» **REQUIRED ACTION A**:
Copy the stretch of the article on migrating Bubble data to Postgres from "What this means" through "proper Postgres relationship.", word for word.
» **REQUIRED ACTION B**:
Please list every distinct order ID that appears in the article on migrating Bubble data to Postgres.
» **REQUIRED ACTION C**:
Write the next part of the article on migrating Bubble data to Postgres, picking up right after its final line.

» **DOCUMENT SECTION**:
━━━━━━━━━━━━━━━━━━━━━━━━━━━━━━
June 2026
All articlesBubble lets you store lists of custom data types very easily, but that abstraction does not map directly to a proper relational model in Postgres. That matters when you migrate.
In Bubble, any field can be a list, including custom data types. While this is a very convenient abstraction, its implications become much clearer once you need to migrate that data or model it in another platform.
First, it is important to understand that, in Bubble, when you create a field whose type is another Data Type, you are effectively creating a reference to another table. In a relational database, that is usually modeled with a foreign key, but Bubble abstracts that away by letting you simply choose which Data Type the field points to.
For example, if the orders table has a user field whose type is users, that means each order row points to a user row. In relational database terms, that is a foreign key from orders to users.
For example:
users
| id |
|---|
| user_a |
| user_b |
orders
| id | user |
|---|---|
| order_1 | user_a |
| order_2 | user_a |
| order_3 | user_b |
Here, the user field on orders points to a row in users.
In SQL, this could be translated to:
CREATE TABLE users (
id TEXT PRIMARY KEY
);
CREATE TABLE orders (
id TEXT PRIMARY KEY,
user_id TEXT REFERENCES users(id)
);This part is simple. The problem starts when the field is not a single custom type, but a list of custom types.
Let us imagine we have the tables users and orders. Something you can do in Bubble is create a field on users that is a list of orders. This is a list of custom data types.
| id | orders |
|---|---|
| user_a | [order_1, order_2] |
| user_b | [order_3] |
In Postgres, there is no direct relational equivalent of “a column that stores a list of foreign keys” in the same clean way Bubble exposes it.
What this means is that there is not a direct one-to-one correspondence between a Bubble list of custom data types and a proper Postgres relationship.
The most naive solution would be to simply build a list of texts with the IDs that are referenced.
Following our previous example:
| id | orders |
|---|---|
| user_a | [order_1, order_2] |
| user_b | [order_3] |
The results we would obtain through the Data API for the users table would contain something like:
{
"response": {
"results": [
{
"id": "user_a",
"orders": [
"order_1",
"order_2"
],
...
},
{
"id": "user_b",
"orders": [
"order_3"
],
...
}
]
},
...
━━━━━━━━━━━━━━━━━━━━━━━━━━━━━━
» **LISTED ENTRIES**:
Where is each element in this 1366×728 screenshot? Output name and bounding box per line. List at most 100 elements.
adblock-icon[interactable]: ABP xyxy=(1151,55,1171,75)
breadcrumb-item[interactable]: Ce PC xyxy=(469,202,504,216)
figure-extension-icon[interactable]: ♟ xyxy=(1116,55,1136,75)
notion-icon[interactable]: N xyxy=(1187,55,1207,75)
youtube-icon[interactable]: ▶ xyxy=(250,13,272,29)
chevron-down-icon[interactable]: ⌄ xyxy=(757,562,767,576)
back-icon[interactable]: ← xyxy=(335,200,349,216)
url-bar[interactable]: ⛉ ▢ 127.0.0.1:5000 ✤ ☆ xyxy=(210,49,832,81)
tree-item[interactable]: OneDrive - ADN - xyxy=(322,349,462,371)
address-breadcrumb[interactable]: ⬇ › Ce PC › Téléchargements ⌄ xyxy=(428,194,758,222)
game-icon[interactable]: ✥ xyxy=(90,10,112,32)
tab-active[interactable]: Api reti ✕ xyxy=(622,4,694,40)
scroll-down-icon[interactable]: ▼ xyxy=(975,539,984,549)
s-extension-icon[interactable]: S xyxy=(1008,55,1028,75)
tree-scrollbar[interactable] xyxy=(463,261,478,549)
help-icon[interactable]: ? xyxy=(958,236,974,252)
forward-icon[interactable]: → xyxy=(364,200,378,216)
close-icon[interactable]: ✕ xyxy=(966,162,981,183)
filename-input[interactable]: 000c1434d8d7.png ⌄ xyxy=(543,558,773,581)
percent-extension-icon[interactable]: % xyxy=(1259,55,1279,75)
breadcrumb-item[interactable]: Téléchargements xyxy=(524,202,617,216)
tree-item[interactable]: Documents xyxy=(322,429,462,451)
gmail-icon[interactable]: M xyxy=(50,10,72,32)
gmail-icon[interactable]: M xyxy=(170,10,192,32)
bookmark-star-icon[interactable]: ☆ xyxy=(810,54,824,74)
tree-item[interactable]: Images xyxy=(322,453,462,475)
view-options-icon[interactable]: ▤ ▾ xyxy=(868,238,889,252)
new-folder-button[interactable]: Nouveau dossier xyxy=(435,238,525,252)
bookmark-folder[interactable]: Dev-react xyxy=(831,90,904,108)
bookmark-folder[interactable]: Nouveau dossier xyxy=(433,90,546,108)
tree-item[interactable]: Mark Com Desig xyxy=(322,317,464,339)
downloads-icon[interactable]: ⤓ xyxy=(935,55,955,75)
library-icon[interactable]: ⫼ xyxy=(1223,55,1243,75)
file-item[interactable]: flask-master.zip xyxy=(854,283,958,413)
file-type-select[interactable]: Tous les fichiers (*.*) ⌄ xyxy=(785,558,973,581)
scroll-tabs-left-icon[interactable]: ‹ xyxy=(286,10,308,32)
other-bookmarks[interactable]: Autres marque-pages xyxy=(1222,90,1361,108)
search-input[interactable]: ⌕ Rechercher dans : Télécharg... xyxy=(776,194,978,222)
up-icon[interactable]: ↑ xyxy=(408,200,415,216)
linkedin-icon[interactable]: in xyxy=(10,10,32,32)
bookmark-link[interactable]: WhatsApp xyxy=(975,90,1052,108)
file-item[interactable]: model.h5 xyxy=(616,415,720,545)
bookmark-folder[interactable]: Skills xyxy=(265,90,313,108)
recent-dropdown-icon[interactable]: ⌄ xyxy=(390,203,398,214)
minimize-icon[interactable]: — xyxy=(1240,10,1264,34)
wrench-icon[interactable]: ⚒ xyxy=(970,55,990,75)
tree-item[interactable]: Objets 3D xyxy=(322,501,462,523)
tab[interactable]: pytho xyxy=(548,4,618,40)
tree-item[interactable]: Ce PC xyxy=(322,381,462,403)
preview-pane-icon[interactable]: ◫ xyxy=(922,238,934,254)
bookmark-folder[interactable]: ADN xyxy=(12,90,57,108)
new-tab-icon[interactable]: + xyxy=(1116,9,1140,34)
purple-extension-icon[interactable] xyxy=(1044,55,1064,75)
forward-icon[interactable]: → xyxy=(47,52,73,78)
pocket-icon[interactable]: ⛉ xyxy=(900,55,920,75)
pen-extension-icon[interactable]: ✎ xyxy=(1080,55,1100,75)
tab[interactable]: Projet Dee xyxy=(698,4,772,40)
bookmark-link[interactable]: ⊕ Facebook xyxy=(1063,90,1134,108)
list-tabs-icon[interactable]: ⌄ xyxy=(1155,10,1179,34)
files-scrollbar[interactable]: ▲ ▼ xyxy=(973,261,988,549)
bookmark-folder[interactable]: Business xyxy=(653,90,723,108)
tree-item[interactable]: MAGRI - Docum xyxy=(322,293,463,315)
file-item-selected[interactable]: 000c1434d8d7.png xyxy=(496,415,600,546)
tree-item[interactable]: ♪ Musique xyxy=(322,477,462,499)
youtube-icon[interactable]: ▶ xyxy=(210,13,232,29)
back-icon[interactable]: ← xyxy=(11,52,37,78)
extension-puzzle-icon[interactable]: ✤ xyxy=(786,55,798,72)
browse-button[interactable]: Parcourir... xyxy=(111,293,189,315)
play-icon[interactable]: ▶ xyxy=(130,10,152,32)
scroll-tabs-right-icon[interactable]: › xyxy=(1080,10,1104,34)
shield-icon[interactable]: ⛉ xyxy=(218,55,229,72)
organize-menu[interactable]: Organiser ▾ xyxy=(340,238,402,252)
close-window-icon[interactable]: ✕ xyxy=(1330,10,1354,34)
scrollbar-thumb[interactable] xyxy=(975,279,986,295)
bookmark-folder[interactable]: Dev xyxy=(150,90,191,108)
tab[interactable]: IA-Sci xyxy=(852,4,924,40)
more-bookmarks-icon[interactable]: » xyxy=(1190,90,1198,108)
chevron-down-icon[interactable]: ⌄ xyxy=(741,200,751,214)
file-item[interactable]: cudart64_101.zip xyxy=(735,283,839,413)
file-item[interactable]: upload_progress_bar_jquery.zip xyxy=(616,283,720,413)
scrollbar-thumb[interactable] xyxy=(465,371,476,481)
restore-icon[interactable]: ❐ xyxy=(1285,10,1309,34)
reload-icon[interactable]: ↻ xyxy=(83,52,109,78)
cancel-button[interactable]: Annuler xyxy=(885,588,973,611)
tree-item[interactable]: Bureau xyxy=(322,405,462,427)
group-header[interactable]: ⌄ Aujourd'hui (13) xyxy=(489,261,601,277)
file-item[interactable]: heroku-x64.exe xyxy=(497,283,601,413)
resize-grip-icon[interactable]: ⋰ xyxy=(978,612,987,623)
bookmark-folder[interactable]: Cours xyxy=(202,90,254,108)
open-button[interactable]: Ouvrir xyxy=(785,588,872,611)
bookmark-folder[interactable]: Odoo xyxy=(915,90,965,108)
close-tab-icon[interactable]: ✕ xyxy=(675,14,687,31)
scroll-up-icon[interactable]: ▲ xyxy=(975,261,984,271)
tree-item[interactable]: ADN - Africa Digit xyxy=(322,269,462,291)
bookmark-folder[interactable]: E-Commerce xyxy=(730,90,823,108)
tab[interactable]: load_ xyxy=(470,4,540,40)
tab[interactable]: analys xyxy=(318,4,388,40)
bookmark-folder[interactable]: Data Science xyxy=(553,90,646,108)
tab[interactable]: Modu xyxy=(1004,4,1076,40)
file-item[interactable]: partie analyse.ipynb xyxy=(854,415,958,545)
━━━━━━━━━━━━━━━━━━━━━━━━━━━━━━
» **ANSWER BOX A**:
What this means is that there is not a direct one-to-one correspondence between a Bubble list of custom data types and a proper Postgres relationship.

» **ANSWER BOX B**:
order_1, order_2, order_3

» **ANSWER BOX C**:
}This means the most direct migration would be to create the orders column in the users table as a list of texts. Here, we are treating Bubble unique IDs as text, not UUIDs.
CREATE TABLE users (
id TEXT PRIMARY KEY,
orders TEXT[]
);And that would store the values like this:
INSERT INTO users (id, orders)
VALUES
('user_a', ARRAY['order_1', 'order_2']),
('user_b', ARRAY['order_3']);While this is the most direct equivalent, it is not a very good long-term approach, because it is no longer a real relational structure. It makes joins harder, constraints weaker, and the whole model less sustainable.
The better solution is what Bubble most likely abstracts away for you under the hood: a join table.
Following the same example, instead of storing a list of order IDs inside the users table, you create a join table:
CREATE TABLE users (
id TEXT PRIMARY KEY
);
CREATE TABLE orders (
id TEXT PRIMARY KEY
);
CREATE TABLE users_orders (
user_id TEXT NOT NULL REFERENCES users(id),
order_id TEXT NOT NULL REFERENCES orders(id),
PRIMARY KEY (user_id, order_id)
);And the relationship would be stored like this:
INSERT INTO users_orders (user_id, order_id)
VALUES
('user_a', 'order_1'),
('user_a', 'order_2'),
('user_b', 'order_3');This is a proper relational structure.
It preserves the relationship explicitly, makes joins easier, and allows the database to enforce consistency properly.
That same idea applies to any Bubble field of type list.custom.*.
So the practical rule is:
TEXT[]The second approach is usually the better one if the relationship matters in queries, filters, joins, or downstream logic.
Additionally, you can keep the old columns temporarily as legacy fields for backward compatibility while you migrate to this relational structure.